** Begin PROVIDED MATERIAL **

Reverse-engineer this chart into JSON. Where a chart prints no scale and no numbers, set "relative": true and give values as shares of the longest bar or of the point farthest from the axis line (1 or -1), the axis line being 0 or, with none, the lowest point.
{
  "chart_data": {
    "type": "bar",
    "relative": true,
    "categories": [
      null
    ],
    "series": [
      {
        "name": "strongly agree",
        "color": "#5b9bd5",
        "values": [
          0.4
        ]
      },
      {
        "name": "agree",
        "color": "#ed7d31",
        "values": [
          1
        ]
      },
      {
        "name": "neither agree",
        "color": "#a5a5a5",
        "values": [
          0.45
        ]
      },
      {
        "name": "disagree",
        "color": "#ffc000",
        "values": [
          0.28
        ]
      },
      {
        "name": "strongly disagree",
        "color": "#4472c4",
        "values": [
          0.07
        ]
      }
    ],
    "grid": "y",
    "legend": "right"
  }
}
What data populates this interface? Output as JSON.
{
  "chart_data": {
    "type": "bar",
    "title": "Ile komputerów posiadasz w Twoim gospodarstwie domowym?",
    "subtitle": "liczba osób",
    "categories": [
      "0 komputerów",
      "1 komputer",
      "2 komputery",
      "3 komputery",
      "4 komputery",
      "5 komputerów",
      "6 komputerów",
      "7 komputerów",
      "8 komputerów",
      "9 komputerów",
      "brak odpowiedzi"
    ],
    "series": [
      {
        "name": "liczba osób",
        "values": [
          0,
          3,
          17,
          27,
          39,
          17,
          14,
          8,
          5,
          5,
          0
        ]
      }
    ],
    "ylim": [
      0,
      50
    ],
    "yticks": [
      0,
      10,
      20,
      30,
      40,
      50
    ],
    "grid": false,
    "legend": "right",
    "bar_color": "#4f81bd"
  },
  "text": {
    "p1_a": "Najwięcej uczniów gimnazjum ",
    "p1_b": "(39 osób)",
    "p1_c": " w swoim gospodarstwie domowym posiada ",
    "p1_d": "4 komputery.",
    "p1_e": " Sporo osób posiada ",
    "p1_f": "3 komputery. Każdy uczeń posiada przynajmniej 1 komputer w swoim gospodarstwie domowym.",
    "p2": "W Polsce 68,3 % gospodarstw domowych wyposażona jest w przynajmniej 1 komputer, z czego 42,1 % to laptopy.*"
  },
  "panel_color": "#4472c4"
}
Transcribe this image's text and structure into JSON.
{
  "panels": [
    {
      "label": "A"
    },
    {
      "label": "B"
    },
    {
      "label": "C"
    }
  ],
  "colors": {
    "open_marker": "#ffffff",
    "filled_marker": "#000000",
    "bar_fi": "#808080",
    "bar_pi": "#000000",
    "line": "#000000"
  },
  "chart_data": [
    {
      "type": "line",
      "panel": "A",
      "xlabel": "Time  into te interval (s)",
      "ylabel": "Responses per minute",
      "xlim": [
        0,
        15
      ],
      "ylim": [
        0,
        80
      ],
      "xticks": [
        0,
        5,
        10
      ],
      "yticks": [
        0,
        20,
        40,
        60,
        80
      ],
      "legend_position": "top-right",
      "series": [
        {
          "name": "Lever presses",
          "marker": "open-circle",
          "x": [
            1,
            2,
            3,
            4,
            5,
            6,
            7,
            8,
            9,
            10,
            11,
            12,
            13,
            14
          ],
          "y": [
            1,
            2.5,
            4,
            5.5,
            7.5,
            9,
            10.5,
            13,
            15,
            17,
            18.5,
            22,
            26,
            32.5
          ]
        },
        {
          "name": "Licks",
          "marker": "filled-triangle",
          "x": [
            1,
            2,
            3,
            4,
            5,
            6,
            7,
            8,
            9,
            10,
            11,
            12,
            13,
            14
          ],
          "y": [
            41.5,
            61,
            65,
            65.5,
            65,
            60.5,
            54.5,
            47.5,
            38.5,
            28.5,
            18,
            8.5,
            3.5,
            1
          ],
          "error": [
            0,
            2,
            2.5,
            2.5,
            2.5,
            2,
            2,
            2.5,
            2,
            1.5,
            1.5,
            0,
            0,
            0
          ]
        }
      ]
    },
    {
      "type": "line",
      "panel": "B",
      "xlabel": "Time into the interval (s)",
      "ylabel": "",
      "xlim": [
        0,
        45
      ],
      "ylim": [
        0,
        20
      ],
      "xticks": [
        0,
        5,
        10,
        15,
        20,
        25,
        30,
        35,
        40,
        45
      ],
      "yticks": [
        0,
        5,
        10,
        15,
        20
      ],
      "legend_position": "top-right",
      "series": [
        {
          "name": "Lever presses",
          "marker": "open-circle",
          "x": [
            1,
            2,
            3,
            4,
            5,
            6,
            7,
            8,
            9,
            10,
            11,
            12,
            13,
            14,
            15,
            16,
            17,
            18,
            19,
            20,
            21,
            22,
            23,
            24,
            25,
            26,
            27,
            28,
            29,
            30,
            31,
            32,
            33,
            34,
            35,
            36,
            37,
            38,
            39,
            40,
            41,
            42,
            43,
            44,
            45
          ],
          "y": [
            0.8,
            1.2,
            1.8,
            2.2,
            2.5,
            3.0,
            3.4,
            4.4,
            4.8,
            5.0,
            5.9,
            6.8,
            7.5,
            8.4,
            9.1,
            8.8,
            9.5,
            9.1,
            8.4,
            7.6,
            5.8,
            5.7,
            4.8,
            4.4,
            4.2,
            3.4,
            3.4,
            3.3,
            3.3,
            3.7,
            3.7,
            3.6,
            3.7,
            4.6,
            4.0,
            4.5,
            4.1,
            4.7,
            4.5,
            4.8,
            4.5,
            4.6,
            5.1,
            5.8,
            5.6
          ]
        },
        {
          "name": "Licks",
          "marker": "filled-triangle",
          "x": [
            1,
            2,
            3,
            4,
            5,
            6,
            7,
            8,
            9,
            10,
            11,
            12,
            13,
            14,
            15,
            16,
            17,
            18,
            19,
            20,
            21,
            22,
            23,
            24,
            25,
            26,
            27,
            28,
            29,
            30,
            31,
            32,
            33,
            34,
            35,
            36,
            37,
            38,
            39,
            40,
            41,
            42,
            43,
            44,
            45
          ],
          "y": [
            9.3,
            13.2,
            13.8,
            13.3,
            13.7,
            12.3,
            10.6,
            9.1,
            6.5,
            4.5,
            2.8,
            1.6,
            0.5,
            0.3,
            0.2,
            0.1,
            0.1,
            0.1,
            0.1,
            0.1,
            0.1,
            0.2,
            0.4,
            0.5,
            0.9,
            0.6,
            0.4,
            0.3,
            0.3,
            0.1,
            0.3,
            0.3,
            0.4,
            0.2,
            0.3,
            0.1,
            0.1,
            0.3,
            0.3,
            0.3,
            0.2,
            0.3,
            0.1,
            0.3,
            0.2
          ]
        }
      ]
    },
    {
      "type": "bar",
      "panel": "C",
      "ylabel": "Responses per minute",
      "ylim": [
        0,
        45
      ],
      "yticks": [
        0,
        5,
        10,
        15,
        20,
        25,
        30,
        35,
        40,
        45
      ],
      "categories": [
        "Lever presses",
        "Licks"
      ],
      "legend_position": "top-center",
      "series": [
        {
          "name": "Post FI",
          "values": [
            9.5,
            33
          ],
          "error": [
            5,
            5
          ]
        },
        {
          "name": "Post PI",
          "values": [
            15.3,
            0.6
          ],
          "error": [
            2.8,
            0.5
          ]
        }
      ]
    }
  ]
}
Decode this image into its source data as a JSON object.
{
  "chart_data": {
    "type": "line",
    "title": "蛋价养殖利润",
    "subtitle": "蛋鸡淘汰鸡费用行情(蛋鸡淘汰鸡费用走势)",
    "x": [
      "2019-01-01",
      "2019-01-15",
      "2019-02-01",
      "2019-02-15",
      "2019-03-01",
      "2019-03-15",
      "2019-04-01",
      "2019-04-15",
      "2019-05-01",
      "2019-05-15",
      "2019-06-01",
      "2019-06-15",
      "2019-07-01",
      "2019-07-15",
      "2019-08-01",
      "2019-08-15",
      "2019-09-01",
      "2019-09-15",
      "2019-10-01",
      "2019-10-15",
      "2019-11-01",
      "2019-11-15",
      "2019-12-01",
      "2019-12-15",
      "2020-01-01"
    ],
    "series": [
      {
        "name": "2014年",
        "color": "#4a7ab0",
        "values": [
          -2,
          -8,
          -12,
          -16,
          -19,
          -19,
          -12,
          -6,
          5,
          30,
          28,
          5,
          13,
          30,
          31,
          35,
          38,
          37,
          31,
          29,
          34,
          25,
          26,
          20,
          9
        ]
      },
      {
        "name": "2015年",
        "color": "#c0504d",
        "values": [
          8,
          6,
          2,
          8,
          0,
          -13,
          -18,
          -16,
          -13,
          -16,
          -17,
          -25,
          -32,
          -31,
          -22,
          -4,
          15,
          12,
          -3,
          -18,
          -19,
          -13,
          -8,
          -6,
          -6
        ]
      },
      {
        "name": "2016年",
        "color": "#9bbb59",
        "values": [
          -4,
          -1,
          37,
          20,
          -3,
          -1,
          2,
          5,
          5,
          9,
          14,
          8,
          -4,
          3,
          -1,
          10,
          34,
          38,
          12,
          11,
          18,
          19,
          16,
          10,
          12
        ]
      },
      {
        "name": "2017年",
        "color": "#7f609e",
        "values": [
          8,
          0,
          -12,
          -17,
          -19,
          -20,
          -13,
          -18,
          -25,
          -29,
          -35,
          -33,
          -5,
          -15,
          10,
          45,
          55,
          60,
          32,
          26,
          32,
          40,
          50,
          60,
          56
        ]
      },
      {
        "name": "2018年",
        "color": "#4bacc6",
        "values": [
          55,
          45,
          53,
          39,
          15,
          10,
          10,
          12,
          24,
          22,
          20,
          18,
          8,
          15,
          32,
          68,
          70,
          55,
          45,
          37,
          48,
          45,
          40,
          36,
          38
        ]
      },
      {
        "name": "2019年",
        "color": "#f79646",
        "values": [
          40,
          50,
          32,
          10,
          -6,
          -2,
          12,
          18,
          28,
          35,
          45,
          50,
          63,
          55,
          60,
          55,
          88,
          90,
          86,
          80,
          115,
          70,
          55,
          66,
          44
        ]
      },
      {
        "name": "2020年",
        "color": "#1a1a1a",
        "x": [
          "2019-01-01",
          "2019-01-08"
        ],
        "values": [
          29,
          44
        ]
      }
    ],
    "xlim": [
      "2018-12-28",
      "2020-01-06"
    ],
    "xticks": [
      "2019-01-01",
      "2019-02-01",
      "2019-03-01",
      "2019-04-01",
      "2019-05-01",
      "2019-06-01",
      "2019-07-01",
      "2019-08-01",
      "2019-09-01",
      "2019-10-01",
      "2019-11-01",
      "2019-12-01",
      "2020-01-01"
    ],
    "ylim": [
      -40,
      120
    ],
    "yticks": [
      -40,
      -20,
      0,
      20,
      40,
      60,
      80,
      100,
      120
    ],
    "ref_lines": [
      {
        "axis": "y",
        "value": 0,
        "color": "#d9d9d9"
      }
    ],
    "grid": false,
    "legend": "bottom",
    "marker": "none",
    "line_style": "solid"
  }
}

** End PROVIDED MATERIAL **

STATED EXERCISE |
Report every line containing the word "domowym" from the listing above.

PROBLEM SOLUTION |
    "title": "Ile komputerów posiadasz w Twoim gospodarstwie domowym?",
    "p1_c": " w swoim gospodarstwie domowym posiada ",
    "p1_f": "3 komputery. Każdy uczeń posiada przynajmniej 1 komputer w swoim gospodarstwie domowym.",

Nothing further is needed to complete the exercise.